#### EXERCISE GOAL
Below are the records; copy each line in them that holds the word "often".

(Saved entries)
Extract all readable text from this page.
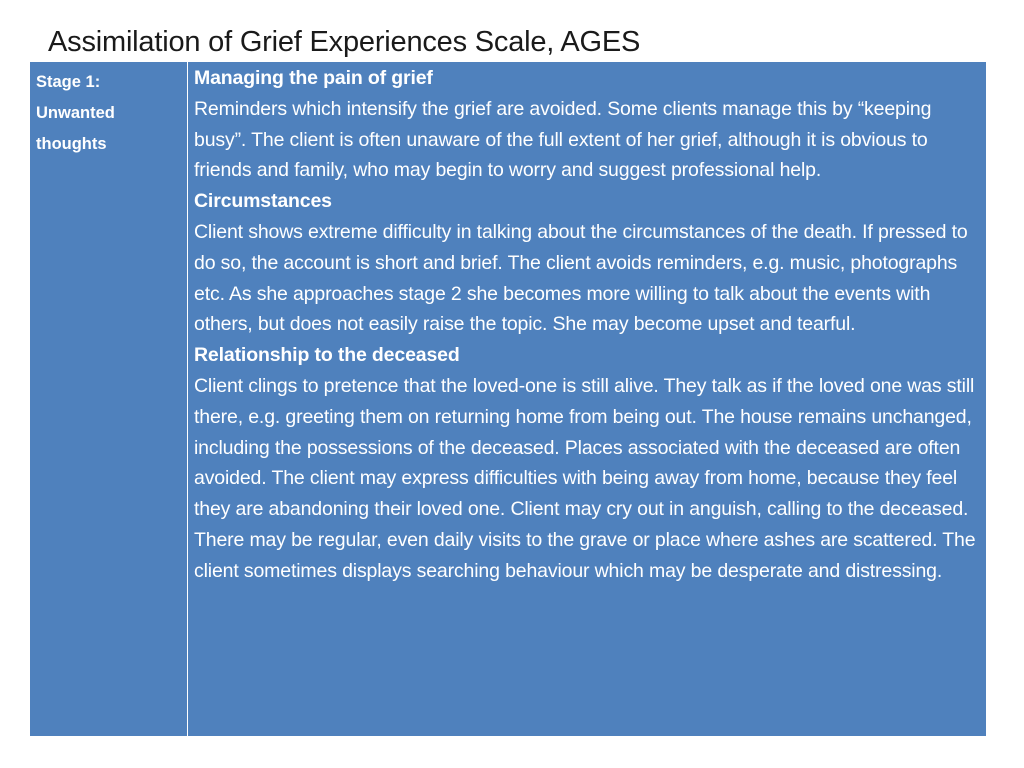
Assimilation of Grief Experiences Scale, AGES
Stage 1:
Unwanted
thoughts
Managing the pain of grief
Reminders which intensify the grief are avoided. Some clients manage this by “keeping busy”. The client is often unaware of the full extent of her grief, although it is obvious to friends and family, who may begin to worry and suggest professional help.
Circumstances
Client shows extreme difficulty in talking about the circumstances of the death. If pressed to do so, the account is short and brief. The client avoids reminders, e.g. music, photographs etc. As she approaches stage 2 she becomes more willing to talk about the events with others, but does not easily raise the topic. She may become upset and tearful.
Relationship to the deceased
Client clings to pretence that the loved-one is still alive. They talk as if the loved one was still there, e.g. greeting them on returning home from being out. The house remains unchanged, including the possessions of the deceased. Places associated with the deceased are often avoided. The client may express difficulties with being away from home, because they feel they are abandoning their loved one. Client may cry out in anguish, calling to the deceased. There may be regular, even daily visits to the grave or place where ashes are scattered. The client sometimes displays searching behaviour which may be desperate and distressing.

#### RIGHT ANSWER
Reminders which intensify the grief are avoided. Some clients manage this by “keeping busy”. The client is often unaware of the full extent of her grief, although it is obvious to friends and family, who may begin to worry and suggest professional help.
Client clings to pretence that the loved-one is still alive. They talk as if the loved one was still there, e.g. greeting them on returning home from being out. The house remains unchanged, including the possessions of the deceased. Places associated with the deceased are often avoided. The client may express difficulties with being away from home, because they feel they are abandoning their loved one. Client may cry out in anguish, calling to the deceased. There may be regular, even daily visits to the grave or place where ashes are scattered. The client sometimes displays searching behaviour which may be desperate and distressing.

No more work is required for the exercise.